Wie würden Sie den Lesetext über die Behandlung von RLS-Beschwerden mit Medikamenten nach seinem letzten Satz wieder aufnehmen und fortführen?

▸ LESETEXT:
┌──

Hinweis: Vorsicht mit Entspannungsübungen. Es gibt Hinweise, dass autogenes Training oder die Progressive Muskelentspannung nach Jacobsen die RLS-Beschwerden verschlechtern können. Wer dies nach Entspannungseinheiten bemerkt, sollte darauf lieber verzichten.
Wann Medikamente ran müssen
In manchen Fällen bleiben die Beschwerden trotz allgemeiner Maßnahmen und Eisengabe bestehen. Ist der Leidensdruck groß, sind im Gehirn wirkende Medikamente angezeigt. Dabei müssen jedoch die teils ausgeprägten unerwünschten Wirkungen der Medikamente bedacht und frühzeitig erkannt werden, um darauf zu reagieren.
Dopaminagonisten. Als Mittel der ersten Wahl gelten Dopaminagonisten. Sie werden eineinhalb bis zwei Stunden vor dem üblichen Beginn der Beschwerden eingenommen (Pramipexol oder Ropinirol) oder als Pflaster (Rotigotin) täglich neu aufgeklebt. Dabei verordnet die Ärzt*in die niedrigst wirksame Dosis, um eine sog. Augmentation zu vermeiden. Diese typische Komplikation der dopaminergen Therapie zeigt sich darin, dass die Beschwerden mit der Zeit deutlich früher beginnen, sich auf andere Körperteile ausbreiten, zunehmen oder die Wirkung der dopaminergen Substanz nachlässt.

└──

[Daten zur Erkennung der Dokumentstruktur]
┌──

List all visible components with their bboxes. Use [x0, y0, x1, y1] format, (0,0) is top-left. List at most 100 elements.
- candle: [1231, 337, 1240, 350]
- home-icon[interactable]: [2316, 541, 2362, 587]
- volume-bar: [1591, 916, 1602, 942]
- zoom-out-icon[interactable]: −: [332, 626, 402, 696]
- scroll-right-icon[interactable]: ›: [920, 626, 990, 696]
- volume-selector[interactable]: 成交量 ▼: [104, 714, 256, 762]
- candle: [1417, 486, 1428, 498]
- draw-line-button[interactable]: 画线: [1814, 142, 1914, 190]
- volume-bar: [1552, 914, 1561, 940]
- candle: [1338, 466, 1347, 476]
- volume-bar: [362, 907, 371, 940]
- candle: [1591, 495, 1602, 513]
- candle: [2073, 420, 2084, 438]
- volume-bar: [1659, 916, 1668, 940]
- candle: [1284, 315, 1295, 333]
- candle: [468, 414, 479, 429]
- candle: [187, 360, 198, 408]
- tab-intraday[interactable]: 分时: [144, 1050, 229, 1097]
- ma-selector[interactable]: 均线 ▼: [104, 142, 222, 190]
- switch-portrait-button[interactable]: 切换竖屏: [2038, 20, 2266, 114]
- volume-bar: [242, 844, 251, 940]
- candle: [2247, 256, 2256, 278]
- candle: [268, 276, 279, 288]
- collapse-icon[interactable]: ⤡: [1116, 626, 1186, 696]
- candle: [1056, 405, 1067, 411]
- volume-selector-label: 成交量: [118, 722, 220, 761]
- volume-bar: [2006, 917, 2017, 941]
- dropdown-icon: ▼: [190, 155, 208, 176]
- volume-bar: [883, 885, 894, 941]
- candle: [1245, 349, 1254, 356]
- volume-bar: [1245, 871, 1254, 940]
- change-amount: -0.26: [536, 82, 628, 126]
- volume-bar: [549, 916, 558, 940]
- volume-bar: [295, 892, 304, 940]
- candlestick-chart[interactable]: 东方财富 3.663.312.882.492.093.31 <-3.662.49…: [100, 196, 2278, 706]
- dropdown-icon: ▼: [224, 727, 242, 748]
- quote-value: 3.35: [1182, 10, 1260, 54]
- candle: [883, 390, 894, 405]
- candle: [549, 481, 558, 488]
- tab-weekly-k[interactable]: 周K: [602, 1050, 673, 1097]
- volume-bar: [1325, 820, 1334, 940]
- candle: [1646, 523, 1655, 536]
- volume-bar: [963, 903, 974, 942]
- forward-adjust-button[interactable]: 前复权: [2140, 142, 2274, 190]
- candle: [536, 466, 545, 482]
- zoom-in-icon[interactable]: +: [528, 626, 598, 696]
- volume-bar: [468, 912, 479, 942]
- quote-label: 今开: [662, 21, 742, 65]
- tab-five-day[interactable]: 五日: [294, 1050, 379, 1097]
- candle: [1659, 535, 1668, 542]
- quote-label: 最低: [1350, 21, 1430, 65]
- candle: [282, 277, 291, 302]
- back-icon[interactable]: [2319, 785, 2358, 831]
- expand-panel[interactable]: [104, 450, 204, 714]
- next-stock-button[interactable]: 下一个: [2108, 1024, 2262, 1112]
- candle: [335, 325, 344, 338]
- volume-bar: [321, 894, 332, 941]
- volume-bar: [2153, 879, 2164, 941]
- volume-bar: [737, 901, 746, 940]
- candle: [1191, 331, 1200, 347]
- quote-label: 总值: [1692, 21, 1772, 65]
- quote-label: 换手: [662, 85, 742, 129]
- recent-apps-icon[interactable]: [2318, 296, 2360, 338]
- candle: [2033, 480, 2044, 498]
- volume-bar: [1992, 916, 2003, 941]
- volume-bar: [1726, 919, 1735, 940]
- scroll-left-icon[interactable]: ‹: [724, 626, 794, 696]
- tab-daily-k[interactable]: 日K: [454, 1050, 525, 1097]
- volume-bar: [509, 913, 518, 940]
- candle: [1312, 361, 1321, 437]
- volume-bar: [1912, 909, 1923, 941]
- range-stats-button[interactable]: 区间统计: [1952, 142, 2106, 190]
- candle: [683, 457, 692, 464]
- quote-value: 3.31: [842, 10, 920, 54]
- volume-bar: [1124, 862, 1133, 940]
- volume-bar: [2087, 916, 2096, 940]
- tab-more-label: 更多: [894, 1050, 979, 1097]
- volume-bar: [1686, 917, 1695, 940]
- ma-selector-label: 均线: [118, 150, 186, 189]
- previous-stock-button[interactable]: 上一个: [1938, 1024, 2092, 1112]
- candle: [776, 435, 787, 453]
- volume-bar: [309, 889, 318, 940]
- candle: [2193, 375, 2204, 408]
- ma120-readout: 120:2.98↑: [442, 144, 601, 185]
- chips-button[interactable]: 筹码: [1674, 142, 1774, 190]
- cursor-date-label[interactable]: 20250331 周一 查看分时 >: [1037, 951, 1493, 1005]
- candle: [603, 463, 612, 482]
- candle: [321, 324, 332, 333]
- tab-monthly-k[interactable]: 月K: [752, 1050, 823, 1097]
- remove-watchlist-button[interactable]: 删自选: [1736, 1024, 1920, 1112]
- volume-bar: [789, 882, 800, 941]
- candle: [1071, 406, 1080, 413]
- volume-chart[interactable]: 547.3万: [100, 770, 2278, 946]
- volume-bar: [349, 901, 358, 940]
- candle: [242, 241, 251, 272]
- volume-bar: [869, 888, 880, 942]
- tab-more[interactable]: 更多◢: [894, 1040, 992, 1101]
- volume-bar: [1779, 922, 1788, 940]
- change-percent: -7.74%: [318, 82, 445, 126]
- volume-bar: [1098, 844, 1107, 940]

└──

▸ DIE ANTWORT:
Dopaminagonisten haben weitere Nebenwirkungen, die Patient*innen kennen müssen. In den ersten Wochen der Behandlung kann es zu Übelkeit, Schwindel und Benommenheit kommen. Bleiben diese unerwünschten Wirkungen bestehen, muss die Ärzt*in das Präparat absetzen oder austauschen. Eine weitere ernstzunehmende Nebenwirkung sind Impulskontrollstörungen, die bei jeder vierten Betroffenen auftreten. Dabei handelt es sich z. B. um Spiel- und Kaufsucht, zwanghaftes Essen und eine Steigerung der Libido. Kommt es dazu, muss die behandelnde Ärzt*in informiert und der Dopaminagonist ebenfalls abgesetzt werden.
Nach ärztlicher Rücksprache sofort abgesetzt wird der Dopaminagonist, wenn die Patient*in nachts wacher ist als ohne Therapie und die Tagesmüdigkeit erheblich zunimmt. Das Gleiche gilt, wenn es am Tag zu Schlafattacken kommt, die das Autofahren unmöglich machen.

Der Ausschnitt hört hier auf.